## TASK:
Rename "y-tick-label" to "vertical-tick-label" in everything from the start of the items down to the line containing "x-tick-label: 8 — [499, 361, 504, 374]", and return only those lines with nothing else changed.

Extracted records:
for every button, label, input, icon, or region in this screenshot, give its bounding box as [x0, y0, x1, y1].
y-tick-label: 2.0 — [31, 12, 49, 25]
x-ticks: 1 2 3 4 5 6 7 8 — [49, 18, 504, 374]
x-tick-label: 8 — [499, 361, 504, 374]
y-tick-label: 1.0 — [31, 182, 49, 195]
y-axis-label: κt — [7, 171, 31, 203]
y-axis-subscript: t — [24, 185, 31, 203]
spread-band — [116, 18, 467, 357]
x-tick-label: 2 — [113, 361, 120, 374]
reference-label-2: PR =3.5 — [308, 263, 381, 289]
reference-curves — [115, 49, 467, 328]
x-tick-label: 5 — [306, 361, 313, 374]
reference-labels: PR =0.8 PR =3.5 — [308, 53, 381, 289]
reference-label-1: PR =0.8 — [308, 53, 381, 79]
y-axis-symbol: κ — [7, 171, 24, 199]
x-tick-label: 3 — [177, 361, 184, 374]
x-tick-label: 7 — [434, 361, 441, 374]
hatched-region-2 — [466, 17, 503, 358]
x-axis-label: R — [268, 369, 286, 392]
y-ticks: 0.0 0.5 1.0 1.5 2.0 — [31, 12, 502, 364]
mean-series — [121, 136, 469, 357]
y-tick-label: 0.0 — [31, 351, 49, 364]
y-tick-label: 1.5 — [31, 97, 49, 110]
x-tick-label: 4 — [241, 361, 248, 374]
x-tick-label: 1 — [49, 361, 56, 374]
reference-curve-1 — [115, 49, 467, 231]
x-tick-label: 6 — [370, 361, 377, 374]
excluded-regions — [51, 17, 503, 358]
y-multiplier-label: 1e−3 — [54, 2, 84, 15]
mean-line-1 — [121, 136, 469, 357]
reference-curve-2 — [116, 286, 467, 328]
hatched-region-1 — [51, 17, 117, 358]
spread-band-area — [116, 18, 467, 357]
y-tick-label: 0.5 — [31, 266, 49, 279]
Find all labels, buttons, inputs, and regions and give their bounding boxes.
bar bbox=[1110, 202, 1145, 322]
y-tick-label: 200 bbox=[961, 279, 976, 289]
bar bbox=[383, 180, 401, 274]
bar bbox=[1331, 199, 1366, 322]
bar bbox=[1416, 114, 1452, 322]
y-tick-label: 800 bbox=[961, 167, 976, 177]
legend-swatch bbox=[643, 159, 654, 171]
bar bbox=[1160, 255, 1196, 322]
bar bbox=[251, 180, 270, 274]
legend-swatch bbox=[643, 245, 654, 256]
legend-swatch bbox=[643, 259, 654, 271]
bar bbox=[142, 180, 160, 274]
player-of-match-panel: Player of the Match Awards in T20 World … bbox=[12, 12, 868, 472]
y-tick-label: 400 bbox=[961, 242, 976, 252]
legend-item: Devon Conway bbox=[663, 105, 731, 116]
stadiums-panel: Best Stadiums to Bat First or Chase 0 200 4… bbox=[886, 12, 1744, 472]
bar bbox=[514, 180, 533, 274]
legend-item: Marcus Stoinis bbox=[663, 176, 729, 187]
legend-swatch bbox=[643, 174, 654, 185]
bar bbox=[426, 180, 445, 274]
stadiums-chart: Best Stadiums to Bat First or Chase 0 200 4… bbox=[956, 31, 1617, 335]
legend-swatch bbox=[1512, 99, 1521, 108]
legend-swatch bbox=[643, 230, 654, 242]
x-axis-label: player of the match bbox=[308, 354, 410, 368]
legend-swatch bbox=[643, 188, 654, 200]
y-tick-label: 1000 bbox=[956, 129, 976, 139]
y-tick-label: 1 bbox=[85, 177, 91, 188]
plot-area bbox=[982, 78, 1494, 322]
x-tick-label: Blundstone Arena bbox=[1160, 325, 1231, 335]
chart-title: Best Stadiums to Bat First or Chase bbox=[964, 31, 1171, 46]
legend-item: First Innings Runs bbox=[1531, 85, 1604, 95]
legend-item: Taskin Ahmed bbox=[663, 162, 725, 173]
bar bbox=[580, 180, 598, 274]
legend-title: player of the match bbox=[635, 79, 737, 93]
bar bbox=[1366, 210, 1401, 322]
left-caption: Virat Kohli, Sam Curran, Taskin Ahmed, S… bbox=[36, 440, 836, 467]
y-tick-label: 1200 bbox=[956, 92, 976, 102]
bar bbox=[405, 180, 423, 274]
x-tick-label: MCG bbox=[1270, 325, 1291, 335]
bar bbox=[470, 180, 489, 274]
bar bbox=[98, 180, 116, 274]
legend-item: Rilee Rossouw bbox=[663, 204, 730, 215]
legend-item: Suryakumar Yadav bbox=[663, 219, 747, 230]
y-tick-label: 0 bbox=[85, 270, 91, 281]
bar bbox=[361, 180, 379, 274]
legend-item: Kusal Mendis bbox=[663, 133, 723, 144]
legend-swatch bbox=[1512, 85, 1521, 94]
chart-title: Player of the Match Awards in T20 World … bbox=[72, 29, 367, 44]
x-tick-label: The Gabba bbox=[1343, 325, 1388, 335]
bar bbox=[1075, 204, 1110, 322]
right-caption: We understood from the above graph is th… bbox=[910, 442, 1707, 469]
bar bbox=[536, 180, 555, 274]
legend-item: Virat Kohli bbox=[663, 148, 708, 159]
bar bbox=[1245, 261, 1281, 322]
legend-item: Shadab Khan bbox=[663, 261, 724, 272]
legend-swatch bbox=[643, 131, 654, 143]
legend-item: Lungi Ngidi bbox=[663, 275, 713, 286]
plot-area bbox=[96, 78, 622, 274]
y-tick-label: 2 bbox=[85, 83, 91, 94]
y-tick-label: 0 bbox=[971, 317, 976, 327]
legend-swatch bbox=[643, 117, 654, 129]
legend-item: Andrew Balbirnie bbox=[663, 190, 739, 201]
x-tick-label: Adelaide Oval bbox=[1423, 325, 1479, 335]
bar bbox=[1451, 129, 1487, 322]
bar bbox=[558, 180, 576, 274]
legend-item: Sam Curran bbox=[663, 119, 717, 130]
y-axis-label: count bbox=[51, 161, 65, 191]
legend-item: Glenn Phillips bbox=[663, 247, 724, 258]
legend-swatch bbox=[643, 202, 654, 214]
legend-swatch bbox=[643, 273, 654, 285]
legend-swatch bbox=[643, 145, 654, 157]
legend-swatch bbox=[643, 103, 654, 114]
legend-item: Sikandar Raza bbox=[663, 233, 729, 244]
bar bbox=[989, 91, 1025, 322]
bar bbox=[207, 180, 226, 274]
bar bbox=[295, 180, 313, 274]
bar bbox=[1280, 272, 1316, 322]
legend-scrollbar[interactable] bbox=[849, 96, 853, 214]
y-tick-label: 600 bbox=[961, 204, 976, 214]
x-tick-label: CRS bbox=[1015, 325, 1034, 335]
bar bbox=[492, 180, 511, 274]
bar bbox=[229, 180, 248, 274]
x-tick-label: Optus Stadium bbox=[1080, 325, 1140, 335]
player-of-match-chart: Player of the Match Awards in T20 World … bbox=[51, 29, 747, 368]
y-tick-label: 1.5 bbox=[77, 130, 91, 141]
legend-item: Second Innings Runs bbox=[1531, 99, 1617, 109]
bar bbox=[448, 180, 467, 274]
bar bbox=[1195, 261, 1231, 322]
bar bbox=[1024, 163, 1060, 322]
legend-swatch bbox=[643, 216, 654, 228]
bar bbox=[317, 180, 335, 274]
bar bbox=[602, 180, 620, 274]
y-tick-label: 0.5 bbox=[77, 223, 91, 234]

## ANSWER FOR THIS EXERCISE:
for every button, label, input, icon, or region in this screenshot, give its bounding box as [x0, y0, x1, y1].
vertical-tick-label: 2.0 — [31, 12, 49, 25]
x-ticks: 1 2 3 4 5 6 7 8 — [49, 18, 504, 374]
x-tick-label: 8 — [499, 361, 504, 374]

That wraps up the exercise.